● **Dataset excerpts**
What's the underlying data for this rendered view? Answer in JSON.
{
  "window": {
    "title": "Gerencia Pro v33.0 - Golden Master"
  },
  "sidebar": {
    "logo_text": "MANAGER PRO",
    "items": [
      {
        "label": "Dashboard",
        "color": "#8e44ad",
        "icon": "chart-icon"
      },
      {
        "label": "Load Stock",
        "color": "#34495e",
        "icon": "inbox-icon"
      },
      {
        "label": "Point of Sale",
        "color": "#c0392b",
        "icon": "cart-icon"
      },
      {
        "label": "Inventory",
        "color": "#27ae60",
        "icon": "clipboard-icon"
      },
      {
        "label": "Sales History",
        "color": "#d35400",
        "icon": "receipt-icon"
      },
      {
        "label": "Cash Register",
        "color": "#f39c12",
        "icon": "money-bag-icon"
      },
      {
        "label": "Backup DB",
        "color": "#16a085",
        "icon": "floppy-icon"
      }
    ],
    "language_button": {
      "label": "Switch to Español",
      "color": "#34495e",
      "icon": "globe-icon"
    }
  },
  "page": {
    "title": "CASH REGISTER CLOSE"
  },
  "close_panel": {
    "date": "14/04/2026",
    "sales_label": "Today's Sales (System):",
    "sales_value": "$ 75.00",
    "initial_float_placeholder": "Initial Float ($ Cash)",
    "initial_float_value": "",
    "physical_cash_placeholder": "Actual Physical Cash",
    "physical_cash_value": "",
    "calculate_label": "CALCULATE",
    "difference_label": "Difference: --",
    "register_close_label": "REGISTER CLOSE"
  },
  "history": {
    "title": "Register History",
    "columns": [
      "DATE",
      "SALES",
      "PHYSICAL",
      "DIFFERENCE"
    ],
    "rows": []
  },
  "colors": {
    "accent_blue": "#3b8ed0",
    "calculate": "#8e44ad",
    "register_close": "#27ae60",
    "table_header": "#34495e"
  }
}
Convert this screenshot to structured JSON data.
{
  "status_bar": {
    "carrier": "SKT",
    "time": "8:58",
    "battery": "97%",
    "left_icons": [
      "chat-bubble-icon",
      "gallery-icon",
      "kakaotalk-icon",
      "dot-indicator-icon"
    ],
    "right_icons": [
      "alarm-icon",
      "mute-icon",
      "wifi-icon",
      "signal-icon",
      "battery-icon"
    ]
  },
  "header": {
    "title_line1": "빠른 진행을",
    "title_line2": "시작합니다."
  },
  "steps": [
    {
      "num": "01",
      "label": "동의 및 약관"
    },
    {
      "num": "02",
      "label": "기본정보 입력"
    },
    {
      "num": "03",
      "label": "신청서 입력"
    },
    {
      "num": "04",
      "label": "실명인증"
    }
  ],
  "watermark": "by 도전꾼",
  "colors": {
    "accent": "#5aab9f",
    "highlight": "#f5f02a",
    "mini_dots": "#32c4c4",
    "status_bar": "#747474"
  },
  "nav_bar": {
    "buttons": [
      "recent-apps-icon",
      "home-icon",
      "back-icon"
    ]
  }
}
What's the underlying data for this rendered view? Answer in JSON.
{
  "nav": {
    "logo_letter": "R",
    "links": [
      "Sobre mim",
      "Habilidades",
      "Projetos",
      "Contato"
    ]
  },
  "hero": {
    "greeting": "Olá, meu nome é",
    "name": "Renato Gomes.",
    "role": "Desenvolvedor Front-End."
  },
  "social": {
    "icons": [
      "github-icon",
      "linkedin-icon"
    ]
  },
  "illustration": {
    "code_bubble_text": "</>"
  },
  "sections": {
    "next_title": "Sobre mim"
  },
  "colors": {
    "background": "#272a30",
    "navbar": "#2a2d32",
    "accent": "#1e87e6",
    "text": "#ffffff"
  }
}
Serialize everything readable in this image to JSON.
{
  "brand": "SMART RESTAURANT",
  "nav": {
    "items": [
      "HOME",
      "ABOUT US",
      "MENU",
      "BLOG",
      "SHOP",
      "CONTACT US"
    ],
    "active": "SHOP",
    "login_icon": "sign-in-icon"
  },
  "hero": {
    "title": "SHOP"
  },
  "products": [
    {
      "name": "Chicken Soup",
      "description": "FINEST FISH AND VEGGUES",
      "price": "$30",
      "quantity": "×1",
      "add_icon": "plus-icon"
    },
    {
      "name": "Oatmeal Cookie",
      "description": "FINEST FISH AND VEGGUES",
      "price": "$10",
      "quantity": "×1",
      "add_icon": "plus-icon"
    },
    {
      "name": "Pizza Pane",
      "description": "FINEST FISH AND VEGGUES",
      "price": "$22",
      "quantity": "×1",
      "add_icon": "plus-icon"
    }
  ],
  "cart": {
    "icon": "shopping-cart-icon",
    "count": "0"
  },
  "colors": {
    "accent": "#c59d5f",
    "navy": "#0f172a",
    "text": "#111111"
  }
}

● **Task prompt**
Print exactly the lines from the one with "Serialize everything readable" through the end of the data, inclusive.

● **Answer to this exercise**
Serialize everything readable in this image to JSON.
{
  "brand": "SMART RESTAURANT",
  "nav": {
    "items": [
      "HOME",
      "ABOUT US",
      "MENU",
      "BLOG",
      "SHOP",
      "CONTACT US"
    ],
    "active": "SHOP",
    "login_icon": "sign-in-icon"
  },
  "hero": {
    "title": "SHOP"
  },
  "products": [
    {
      "name": "Chicken Soup",
      "description": "FINEST FISH AND VEGGUES",
      "price": "$30",
      "quantity": "×1",
      "add_icon": "plus-icon"
    },
    {
      "name": "Oatmeal Cookie",
      "description": "FINEST FISH AND VEGGUES",
      "price": "$10",
      "quantity": "×1",
      "add_icon": "plus-icon"
    },
    {
      "name": "Pizza Pane",
      "description": "FINEST FISH AND VEGGUES",
      "price": "$22",
      "quantity": "×1",
      "add_icon": "plus-icon"
    }
  ],
  "cart": {
    "icon": "shopping-cart-icon",
    "count": "0"
  },
  "colors": {
    "accent": "#c59d5f",
    "navy": "#0f172a",
    "text": "#111111"
  }
}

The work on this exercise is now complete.